== Data ==
-- BEGIN --

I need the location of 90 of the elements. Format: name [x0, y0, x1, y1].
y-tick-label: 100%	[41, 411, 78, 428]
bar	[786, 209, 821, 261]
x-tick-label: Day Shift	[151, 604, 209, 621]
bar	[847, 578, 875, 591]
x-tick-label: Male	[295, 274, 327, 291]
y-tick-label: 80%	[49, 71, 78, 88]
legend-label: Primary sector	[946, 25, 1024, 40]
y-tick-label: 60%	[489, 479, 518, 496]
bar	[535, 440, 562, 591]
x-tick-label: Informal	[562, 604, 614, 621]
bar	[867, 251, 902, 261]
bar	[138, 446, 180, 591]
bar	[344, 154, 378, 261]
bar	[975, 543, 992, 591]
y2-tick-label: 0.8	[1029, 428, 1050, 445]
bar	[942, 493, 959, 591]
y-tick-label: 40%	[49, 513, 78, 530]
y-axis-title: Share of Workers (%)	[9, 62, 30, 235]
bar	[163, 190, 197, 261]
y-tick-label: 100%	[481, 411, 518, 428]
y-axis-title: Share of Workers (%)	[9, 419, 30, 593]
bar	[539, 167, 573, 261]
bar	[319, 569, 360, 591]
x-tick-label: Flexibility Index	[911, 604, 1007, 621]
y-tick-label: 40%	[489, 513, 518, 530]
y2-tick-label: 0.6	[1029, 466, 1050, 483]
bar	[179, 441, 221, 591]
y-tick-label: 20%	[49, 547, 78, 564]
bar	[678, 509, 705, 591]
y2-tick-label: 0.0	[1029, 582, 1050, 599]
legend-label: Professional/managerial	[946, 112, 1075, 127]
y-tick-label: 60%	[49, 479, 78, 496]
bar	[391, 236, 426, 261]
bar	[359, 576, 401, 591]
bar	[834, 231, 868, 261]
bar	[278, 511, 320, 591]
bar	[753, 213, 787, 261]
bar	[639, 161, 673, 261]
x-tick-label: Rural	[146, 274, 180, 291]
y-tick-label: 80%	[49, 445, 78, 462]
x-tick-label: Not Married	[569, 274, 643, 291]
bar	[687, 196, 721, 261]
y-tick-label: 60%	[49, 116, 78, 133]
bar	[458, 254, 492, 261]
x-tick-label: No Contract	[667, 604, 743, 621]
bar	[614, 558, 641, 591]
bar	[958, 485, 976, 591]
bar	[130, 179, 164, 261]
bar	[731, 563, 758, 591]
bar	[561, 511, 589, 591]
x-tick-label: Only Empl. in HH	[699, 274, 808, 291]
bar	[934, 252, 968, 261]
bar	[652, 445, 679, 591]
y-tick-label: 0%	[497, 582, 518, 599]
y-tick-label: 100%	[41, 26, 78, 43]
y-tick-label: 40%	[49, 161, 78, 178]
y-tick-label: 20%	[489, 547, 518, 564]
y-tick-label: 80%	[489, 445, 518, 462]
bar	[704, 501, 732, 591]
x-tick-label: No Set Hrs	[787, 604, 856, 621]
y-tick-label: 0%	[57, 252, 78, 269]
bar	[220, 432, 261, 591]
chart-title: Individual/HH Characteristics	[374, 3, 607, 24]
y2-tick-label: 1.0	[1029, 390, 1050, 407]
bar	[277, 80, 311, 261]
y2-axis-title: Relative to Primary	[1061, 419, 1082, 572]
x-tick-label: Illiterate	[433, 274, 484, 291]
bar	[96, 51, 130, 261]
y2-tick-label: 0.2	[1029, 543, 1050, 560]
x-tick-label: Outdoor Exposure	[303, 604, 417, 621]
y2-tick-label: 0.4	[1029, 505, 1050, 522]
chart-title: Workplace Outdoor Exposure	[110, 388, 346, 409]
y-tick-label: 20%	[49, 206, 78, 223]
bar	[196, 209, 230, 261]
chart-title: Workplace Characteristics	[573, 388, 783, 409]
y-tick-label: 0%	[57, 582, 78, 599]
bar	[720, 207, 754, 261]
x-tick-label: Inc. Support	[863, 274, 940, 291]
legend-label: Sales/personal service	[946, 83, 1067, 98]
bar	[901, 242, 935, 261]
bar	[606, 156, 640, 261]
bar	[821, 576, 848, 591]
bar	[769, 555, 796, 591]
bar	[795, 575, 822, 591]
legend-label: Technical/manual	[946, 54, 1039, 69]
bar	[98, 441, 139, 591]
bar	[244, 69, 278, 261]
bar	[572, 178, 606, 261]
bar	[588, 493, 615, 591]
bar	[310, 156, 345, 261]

-- END --

== What you need to do ==
Reproduce every row above verbatim, from the first line through the last.

== Written solution ==
I need the location of 90 of the elements. Format: name [x0, y0, x1, y1].
y-tick-label: 100%	[41, 411, 78, 428]
bar	[786, 209, 821, 261]
x-tick-label: Day Shift	[151, 604, 209, 621]
bar	[847, 578, 875, 591]
x-tick-label: Male	[295, 274, 327, 291]
y-tick-label: 80%	[49, 71, 78, 88]
legend-label: Primary sector	[946, 25, 1024, 40]
y-tick-label: 60%	[489, 479, 518, 496]
bar	[535, 440, 562, 591]
x-tick-label: Informal	[562, 604, 614, 621]
bar	[867, 251, 902, 261]
bar	[138, 446, 180, 591]
bar	[344, 154, 378, 261]
bar	[975, 543, 992, 591]
y2-tick-label: 0.8	[1029, 428, 1050, 445]
bar	[942, 493, 959, 591]
y-tick-label: 40%	[49, 513, 78, 530]
y-axis-title: Share of Workers (%)	[9, 62, 30, 235]
bar	[163, 190, 197, 261]
y-tick-label: 100%	[481, 411, 518, 428]
y-axis-title: Share of Workers (%)	[9, 419, 30, 593]
bar	[539, 167, 573, 261]
bar	[319, 569, 360, 591]
x-tick-label: Flexibility Index	[911, 604, 1007, 621]
y-tick-label: 40%	[489, 513, 518, 530]
y2-tick-label: 0.6	[1029, 466, 1050, 483]
bar	[179, 441, 221, 591]
y-tick-label: 20%	[49, 547, 78, 564]
bar	[678, 509, 705, 591]
y2-tick-label: 0.0	[1029, 582, 1050, 599]
legend-label: Professional/managerial	[946, 112, 1075, 127]
y-tick-label: 60%	[49, 479, 78, 496]
bar	[391, 236, 426, 261]
bar	[359, 576, 401, 591]
bar	[834, 231, 868, 261]
bar	[278, 511, 320, 591]
bar	[753, 213, 787, 261]
bar	[639, 161, 673, 261]
x-tick-label: Rural	[146, 274, 180, 291]
y-tick-label: 80%	[49, 445, 78, 462]
x-tick-label: Not Married	[569, 274, 643, 291]
bar	[687, 196, 721, 261]
y-tick-label: 60%	[49, 116, 78, 133]
bar	[458, 254, 492, 261]
x-tick-label: No Contract	[667, 604, 743, 621]
bar	[614, 558, 641, 591]
bar	[958, 485, 976, 591]
bar	[130, 179, 164, 261]
bar	[731, 563, 758, 591]
bar	[561, 511, 589, 591]
x-tick-label: Only Empl. in HH	[699, 274, 808, 291]
bar	[934, 252, 968, 261]
bar	[652, 445, 679, 591]
y-tick-label: 0%	[497, 582, 518, 599]
y-tick-label: 100%	[41, 26, 78, 43]
y-tick-label: 40%	[49, 161, 78, 178]
y-tick-label: 20%	[489, 547, 518, 564]
y-tick-label: 80%	[489, 445, 518, 462]
bar	[704, 501, 732, 591]
x-tick-label: No Set Hrs	[787, 604, 856, 621]
y-tick-label: 0%	[57, 252, 78, 269]
bar	[220, 432, 261, 591]
chart-title: Individual/HH Characteristics	[374, 3, 607, 24]
y2-tick-label: 1.0	[1029, 390, 1050, 407]
bar	[277, 80, 311, 261]
y2-axis-title: Relative to Primary	[1061, 419, 1082, 572]
x-tick-label: Illiterate	[433, 274, 484, 291]
bar	[96, 51, 130, 261]
y2-tick-label: 0.2	[1029, 543, 1050, 560]
x-tick-label: Outdoor Exposure	[303, 604, 417, 621]
y2-tick-label: 0.4	[1029, 505, 1050, 522]
chart-title: Workplace Outdoor Exposure	[110, 388, 346, 409]
y-tick-label: 20%	[49, 206, 78, 223]
bar	[196, 209, 230, 261]
chart-title: Workplace Characteristics	[573, 388, 783, 409]
y-tick-label: 0%	[57, 582, 78, 599]
bar	[720, 207, 754, 261]
x-tick-label: Inc. Support	[863, 274, 940, 291]
legend-label: Sales/personal service	[946, 83, 1067, 98]
bar	[901, 242, 935, 261]
bar	[606, 156, 640, 261]
bar	[821, 576, 848, 591]
bar	[769, 555, 796, 591]
bar	[795, 575, 822, 591]
legend-label: Technical/manual	[946, 54, 1039, 69]
bar	[98, 441, 139, 591]
bar	[244, 69, 278, 261]
bar	[572, 178, 606, 261]
bar	[588, 493, 615, 591]
bar	[310, 156, 345, 261]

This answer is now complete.